***** ENTRIES SUPPLIED

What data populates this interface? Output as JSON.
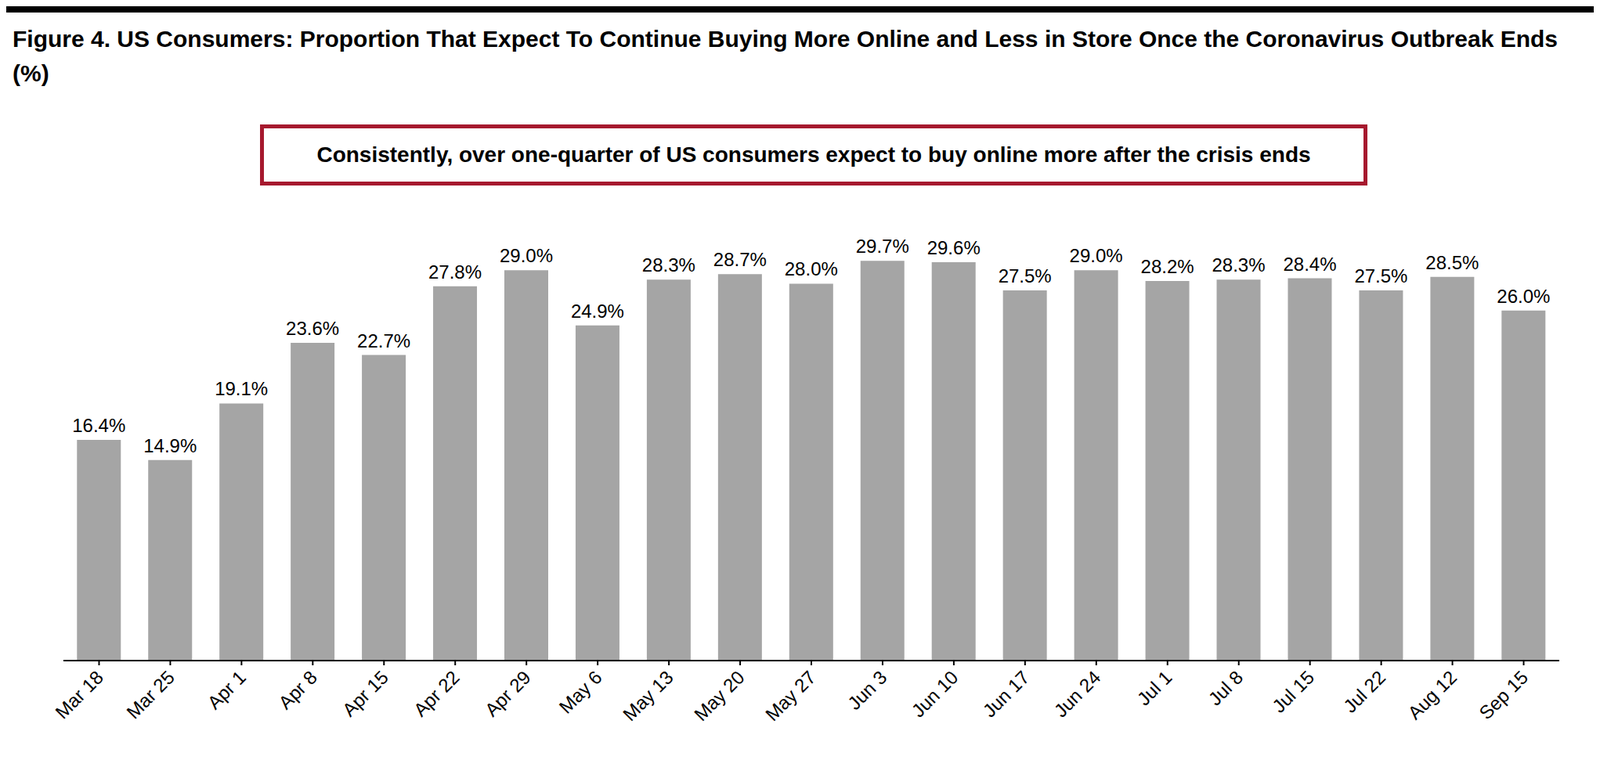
{
  "chart_data": {
    "type": "bar",
    "title": "Figure 4. US Consumers: Proportion That Expect To Continue Buying More Online and Less in Store Once the Coronavirus Outbreak Ends (%)",
    "annotation": "Consistently, over one-quarter of US consumers expect to buy online more after the crisis ends",
    "categories": [
      "Mar 18",
      "Mar 25",
      "Apr 1",
      "Apr 8",
      "Apr 15",
      "Apr 22",
      "Apr 29",
      "May 6",
      "May 13",
      "May 20",
      "May 27",
      "Jun 3",
      "Jun 10",
      "Jun 17",
      "Jun 24",
      "Jul 1",
      "Jul 8",
      "Jul 15",
      "Jul 22",
      "Aug 12",
      "Sep 15"
    ],
    "values": [
      16.4,
      14.9,
      19.1,
      23.6,
      22.7,
      27.8,
      29.0,
      24.9,
      28.3,
      28.7,
      28.0,
      29.7,
      29.6,
      27.5,
      29.0,
      28.2,
      28.3,
      28.4,
      27.5,
      28.5,
      26.0
    ],
    "value_labels": [
      "16.4%",
      "14.9%",
      "19.1%",
      "23.6%",
      "22.7%",
      "27.8%",
      "29.0%",
      "24.9%",
      "28.3%",
      "28.7%",
      "28.0%",
      "29.7%",
      "29.6%",
      "27.5%",
      "29.0%",
      "28.2%",
      "28.3%",
      "28.4%",
      "27.5%",
      "28.5%",
      "26.0%"
    ],
    "color": "#a5a5a5",
    "ylim": [
      0,
      35
    ],
    "yticks": [
      0,
      35
    ],
    "data_labels": true,
    "tick_labels": "x",
    "grid": false
  }
}
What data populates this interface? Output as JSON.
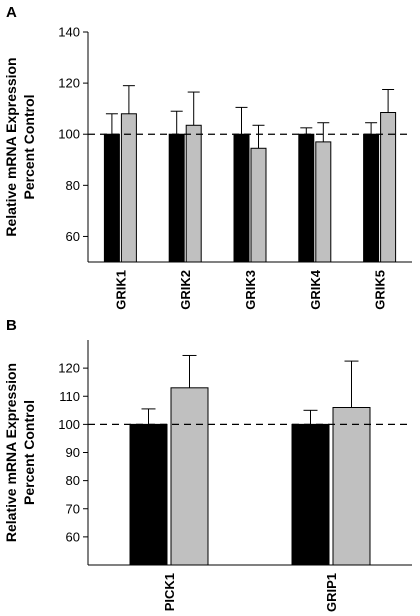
{
  "figure": {
    "panels": [
      "A",
      "B"
    ]
  },
  "colors": {
    "series_1": "#000000",
    "series_2": "#c0c0c0",
    "axis": "#000000",
    "reference": "#000000"
  },
  "chart_data": [
    {
      "type": "bar",
      "panel": "A",
      "title": "",
      "ylabel": "Relative mRNA Expression",
      "ylabel2": "Percent Control",
      "categories": [
        "GRIK1",
        "GRIK2",
        "GRIK3",
        "GRIK4",
        "GRIK5"
      ],
      "series": [
        {
          "values": [
            100,
            100,
            100,
            100,
            100
          ],
          "errors": [
            8,
            9,
            10.5,
            2.5,
            4.5
          ]
        },
        {
          "values": [
            108,
            103.5,
            94.5,
            97,
            108.5
          ],
          "errors": [
            11,
            13,
            9,
            7.5,
            9
          ]
        }
      ],
      "reference_line": 100,
      "ylim": [
        50,
        140
      ],
      "yticks": [
        60,
        80,
        100,
        120,
        140
      ],
      "grid": false
    },
    {
      "type": "bar",
      "panel": "B",
      "title": "",
      "ylabel": "Relative mRNA Expression",
      "ylabel2": "Percent Control",
      "categories": [
        "PICK1",
        "GRIP1"
      ],
      "series": [
        {
          "values": [
            100,
            100
          ],
          "errors": [
            5.5,
            5
          ]
        },
        {
          "values": [
            113,
            106
          ],
          "errors": [
            11.5,
            16.5
          ]
        }
      ],
      "reference_line": 100,
      "ylim": [
        50,
        130
      ],
      "yticks": [
        60,
        70,
        80,
        90,
        100,
        110,
        120
      ],
      "grid": false
    }
  ]
}
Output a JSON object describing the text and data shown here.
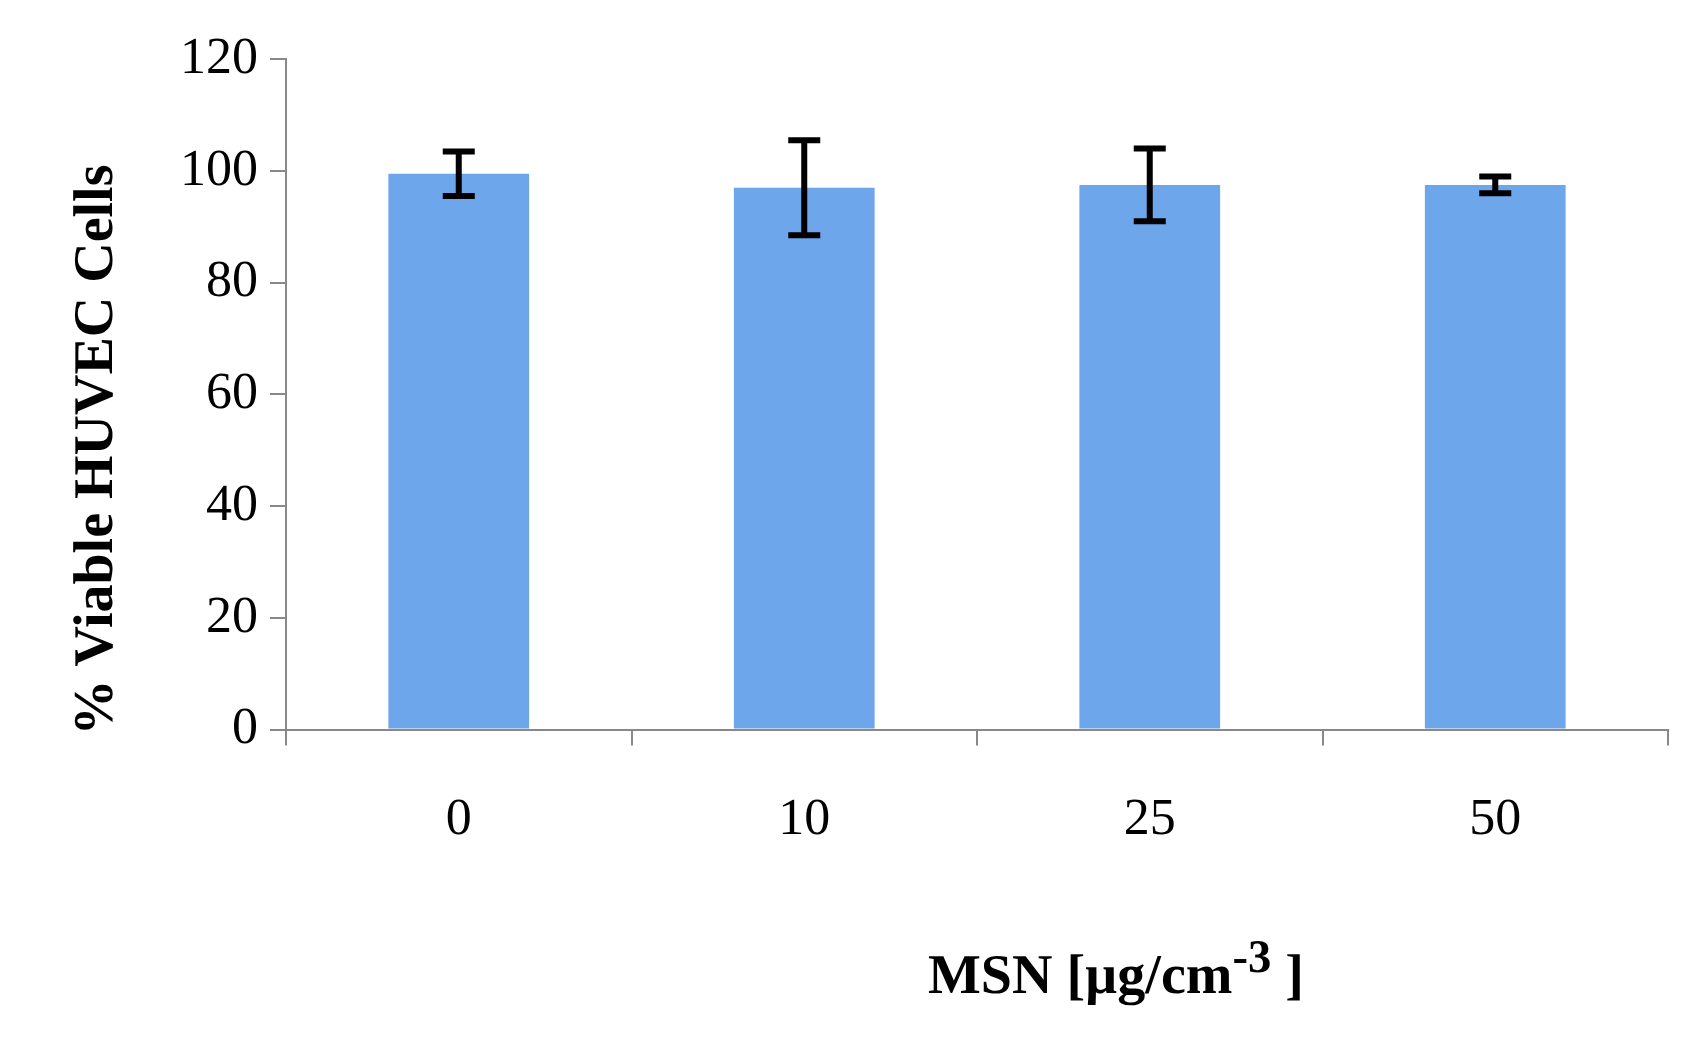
{
  "chart_data": {
    "type": "bar",
    "xlabel": "MSN [µg/cm$^{-3}$ ]",
    "ylabel": "% Viable HUVEC Cells",
    "categories": [
      "0",
      "10",
      "25",
      "50"
    ],
    "values": [
      99.5,
      97,
      97.5,
      97.5
    ],
    "errors": [
      4,
      8.5,
      6.5,
      1.5
    ],
    "color": "#6ea6ec",
    "ylim": [
      0,
      120
    ],
    "yticks": [
      0,
      20,
      40,
      60,
      80,
      100,
      120
    ],
    "grid": false,
    "legend": false
  }
}
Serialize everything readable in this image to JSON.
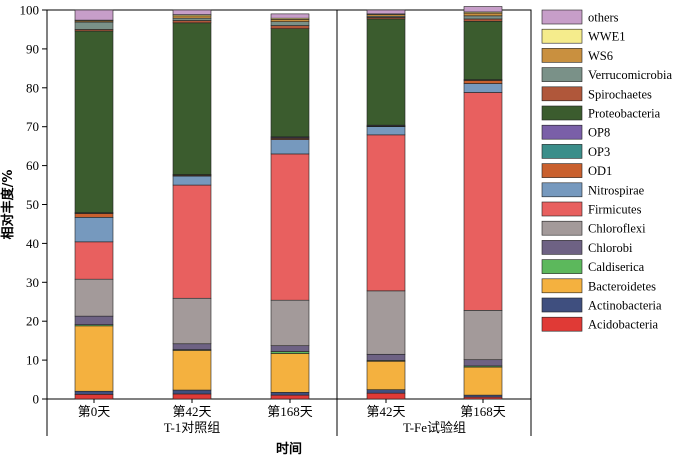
{
  "chart_data": {
    "type": "bar",
    "stacked": true,
    "ylabel": "相对丰度/%",
    "xlabel": "时间",
    "ylim": [
      0,
      100
    ],
    "yticks": [
      "0",
      "10",
      "20",
      "30",
      "40",
      "50",
      "60",
      "70",
      "80",
      "90",
      "100"
    ],
    "categories": [
      "第0天",
      "第42天",
      "第168天",
      "第42天",
      "第168天"
    ],
    "groups": [
      {
        "label": "T-1对照组",
        "span": [
          0,
          2
        ]
      },
      {
        "label": "T-Fe试验组",
        "span": [
          3,
          4
        ]
      }
    ],
    "legend_position": "right",
    "series": [
      {
        "name": "Acidobacteria",
        "color": "#e03a36",
        "values": [
          1.2,
          1.3,
          1.0,
          1.5,
          0.5
        ]
      },
      {
        "name": "Actinobacteria",
        "color": "#3f4f7f",
        "values": [
          0.8,
          1.0,
          0.7,
          0.9,
          0.5
        ]
      },
      {
        "name": "Bacteroidetes",
        "color": "#f4b13f",
        "values": [
          16.8,
          10.2,
          10.0,
          7.3,
          7.2
        ]
      },
      {
        "name": "Caldiserica",
        "color": "#5cb85c",
        "values": [
          0.3,
          0.2,
          0.5,
          0.2,
          0.3
        ]
      },
      {
        "name": "Chlorobi",
        "color": "#6e6284",
        "values": [
          2.2,
          1.5,
          1.5,
          1.6,
          1.6
        ]
      },
      {
        "name": "Chloroflexi",
        "color": "#a39a9a",
        "values": [
          9.5,
          11.7,
          11.7,
          16.3,
          12.7
        ]
      },
      {
        "name": "Firmicutes",
        "color": "#e8605f",
        "values": [
          9.6,
          29.1,
          37.6,
          40.1,
          56.0
        ]
      },
      {
        "name": "Nitrospirae",
        "color": "#7699be",
        "values": [
          6.3,
          2.3,
          3.7,
          2.1,
          2.3
        ]
      },
      {
        "name": "OD1",
        "color": "#c9602e",
        "values": [
          1.0,
          0.2,
          0.3,
          0.1,
          0.8
        ]
      },
      {
        "name": "OP3",
        "color": "#3b8e8a",
        "values": [
          0.1,
          0.1,
          0.2,
          0.1,
          0.1
        ]
      },
      {
        "name": "OP8",
        "color": "#7a5fa8",
        "values": [
          0.1,
          0.1,
          0.2,
          0.2,
          0.1
        ]
      },
      {
        "name": "Proteobacteria",
        "color": "#3b5c2e",
        "values": [
          46.7,
          39.0,
          27.8,
          27.3,
          15.0
        ]
      },
      {
        "name": "Spirochaetes",
        "color": "#b0573a",
        "values": [
          0.4,
          0.6,
          0.8,
          0.4,
          0.6
        ]
      },
      {
        "name": "Verrucomicrobia",
        "color": "#7a9188",
        "values": [
          1.9,
          0.6,
          1.0,
          0.3,
          0.8
        ]
      },
      {
        "name": "WS6",
        "color": "#c9903f",
        "values": [
          0.3,
          0.6,
          0.6,
          0.4,
          0.7
        ]
      },
      {
        "name": "WWE1",
        "color": "#f5ec8c",
        "values": [
          0.2,
          0.3,
          0.3,
          0.2,
          0.3
        ]
      },
      {
        "name": "others",
        "color": "#c79ec9",
        "values": [
          2.6,
          1.2,
          1.1,
          1.0,
          1.4
        ]
      }
    ]
  }
}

**********

Leaving the pictures behind, return every line above exactly.

What data populates this interface? Output as JSON.
{
  "chart_data": {
    "type": "bar",
    "title": "Figure 4. US Consumers: Proportion That Expect To Continue Buying More Online and Less in Store Once the Coronavirus Outbreak Ends (%)",
    "annotation": "Consistently, over one-quarter of US consumers expect to buy online more after the crisis ends",
    "categories": [
      "Mar 18",
      "Mar 25",
      "Apr 1",
      "Apr 8",
      "Apr 15",
      "Apr 22",
      "Apr 29",
      "May 6",
      "May 13",
      "May 20",
      "May 27",
      "Jun 3",
      "Jun 10",
      "Jun 17",
      "Jun 24",
      "Jul 1",
      "Jul 8",
      "Jul 15",
      "Jul 22",
      "Aug 12",
      "Sep 15"
    ],
    "values": [
      16.4,
      14.9,
      19.1,
      23.6,
      22.7,
      27.8,
      29.0,
      24.9,
      28.3,
      28.7,
      28.0,
      29.7,
      29.6,
      27.5,
      29.0,
      28.2,
      28.3,
      28.4,
      27.5,
      28.5,
      26.0
    ],
    "value_labels": [
      "16.4%",
      "14.9%",
      "19.1%",
      "23.6%",
      "22.7%",
      "27.8%",
      "29.0%",
      "24.9%",
      "28.3%",
      "28.7%",
      "28.0%",
      "29.7%",
      "29.6%",
      "27.5%",
      "29.0%",
      "28.2%",
      "28.3%",
      "28.4%",
      "27.5%",
      "28.5%",
      "26.0%"
    ],
    "color": "#a5a5a5",
    "ylim": [
      0,
      35
    ],
    "yticks": [
      0,
      35
    ],
    "data_labels": true,
    "tick_labels": "x",
    "grid": false
  }
}
What data populates this interface? Output as JSON.
{
  "figure": {
    "panels": [
      "A",
      "B"
    ]
  },
  "colors": {
    "series_1": "#000000",
    "series_2": "#c0c0c0",
    "axis": "#000000",
    "reference": "#000000"
  },
  "chart_data": [
    {
      "type": "bar",
      "panel": "A",
      "title": "",
      "ylabel": "Relative mRNA Expression",
      "ylabel2": "Percent Control",
      "categories": [
        "GRIK1",
        "GRIK2",
        "GRIK3",
        "GRIK4",
        "GRIK5"
      ],
      "series": [
        {
          "values": [
            100,
            100,
            100,
            100,
            100
          ],
          "errors": [
            8,
            9,
            10.5,
            2.5,
            4.5
          ]
        },
        {
          "values": [
            108,
            103.5,
            94.5,
            97,
            108.5
          ],
          "errors": [
            11,
            13,
            9,
            7.5,
            9
          ]
        }
      ],
      "reference_line": 100,
      "ylim": [
        50,
        140
      ],
      "yticks": [
        60,
        80,
        100,
        120,
        140
      ],
      "grid": false
    },
    {
      "type": "bar",
      "panel": "B",
      "title": "",
      "ylabel": "Relative mRNA Expression",
      "ylabel2": "Percent Control",
      "categories": [
        "PICK1",
        "GRIP1"
      ],
      "series": [
        {
          "values": [
            100,
            100
          ],
          "errors": [
            5.5,
            5
          ]
        },
        {
          "values": [
            113,
            106
          ],
          "errors": [
            11.5,
            16.5
          ]
        }
      ],
      "reference_line": 100,
      "ylim": [
        50,
        130
      ],
      "yticks": [
        60,
        70,
        80,
        90,
        100,
        110,
        120
      ],
      "grid": false
    }
  ]
}
Output a JSON object describing the text and data shown here.
{
  "chart_data": {
    "type": "bar",
    "xlabel": "MSN [µg/cm$^{-3}$ ]",
    "ylabel": "% Viable HUVEC Cells",
    "categories": [
      "0",
      "10",
      "25",
      "50"
    ],
    "values": [
      99.5,
      97,
      97.5,
      97.5
    ],
    "errors": [
      4,
      8.5,
      6.5,
      1.5
    ],
    "color": "#6ea6ec",
    "ylim": [
      0,
      120
    ],
    "yticks": [
      0,
      20,
      40,
      60,
      80,
      100,
      120
    ],
    "grid": false,
    "legend": false
  }
}
Serialize everything readable in this image to JSON.
{
  "chart_data": {
    "type": "bar",
    "stacked": true,
    "ylabel": "相对丰度/%",
    "xlabel": "时间",
    "ylim": [
      0,
      100
    ],
    "yticks": [
      "0",
      "10",
      "20",
      "30",
      "40",
      "50",
      "60",
      "70",
      "80",
      "90",
      "100"
    ],
    "categories": [
      "第0天",
      "第42天",
      "第168天",
      "第42天",
      "第168天"
    ],
    "groups": [
      {
        "label": "T-1对照组",
        "span": [
          0,
          2
        ]
      },
      {
        "label": "T-Fe试验组",
        "span": [
          3,
          4
        ]
      }
    ],
    "legend_position": "right",
    "series": [
      {
        "name": "Acidobacteria",
        "color": "#e03a36",
        "values": [
          1.2,
          1.3,
          1.0,
          1.5,
          0.5
        ]
      },
      {
        "name": "Actinobacteria",
        "color": "#3f4f7f",
        "values": [
          0.8,
          1.0,
          0.7,
          0.9,
          0.5
        ]
      },
      {
        "name": "Bacteroidetes",
        "color": "#f4b13f",
        "values": [
          16.8,
          10.2,
          10.0,
          7.3,
          7.2
        ]
      },
      {
        "name": "Caldiserica",
        "color": "#5cb85c",
        "values": [
          0.3,
          0.2,
          0.5,
          0.2,
          0.3
        ]
      },
      {
        "name": "Chlorobi",
        "color": "#6e6284",
        "values": [
          2.2,
          1.5,
          1.5,
          1.6,
          1.6
        ]
      },
      {
        "name": "Chloroflexi",
        "color": "#a39a9a",
        "values": [
          9.5,
          11.7,
          11.7,
          16.3,
          12.7
        ]
      },
      {
        "name": "Firmicutes",
        "color": "#e8605f",
        "values": [
          9.6,
          29.1,
          37.6,
          40.1,
          56.0
        ]
      },
      {
        "name": "Nitrospirae",
        "color": "#7699be",
        "values": [
          6.3,
          2.3,
          3.7,
          2.1,
          2.3
        ]
      },
      {
        "name": "OD1",
        "color": "#c9602e",
        "values": [
          1.0,
          0.2,
          0.3,
          0.1,
          0.8
        ]
      },
      {
        "name": "OP3",
        "color": "#3b8e8a",
        "values": [
          0.1,
          0.1,
          0.2,
          0.1,
          0.1
        ]
      },
      {
        "name": "OP8",
        "color": "#7a5fa8",
        "values": [
          0.1,
          0.1,
          0.2,
          0.2,
          0.1
        ]
      },
      {
        "name": "Proteobacteria",
        "color": "#3b5c2e",
        "values": [
          46.7,
          39.0,
          27.8,
          27.3,
          15.0
        ]
      },
      {
        "name": "Spirochaetes",
        "color": "#b0573a",
        "values": [
          0.4,
          0.6,
          0.8,
          0.4,
          0.6
        ]
      },
      {
        "name": "Verrucomicrobia",
        "color": "#7a9188",
        "values": [
          1.9,
          0.6,
          1.0,
          0.3,
          0.8
        ]
      },
      {
        "name": "WS6",
        "color": "#c9903f",
        "values": [
          0.3,
          0.6,
          0.6,
          0.4,
          0.7
        ]
      },
      {
        "name": "WWE1",
        "color": "#f5ec8c",
        "values": [
          0.2,
          0.3,
          0.3,
          0.2,
          0.3
        ]
      },
      {
        "name": "others",
        "color": "#c79ec9",
        "values": [
          2.6,
          1.2,
          1.1,
          1.0,
          1.4
        ]
      }
    ]
  }
}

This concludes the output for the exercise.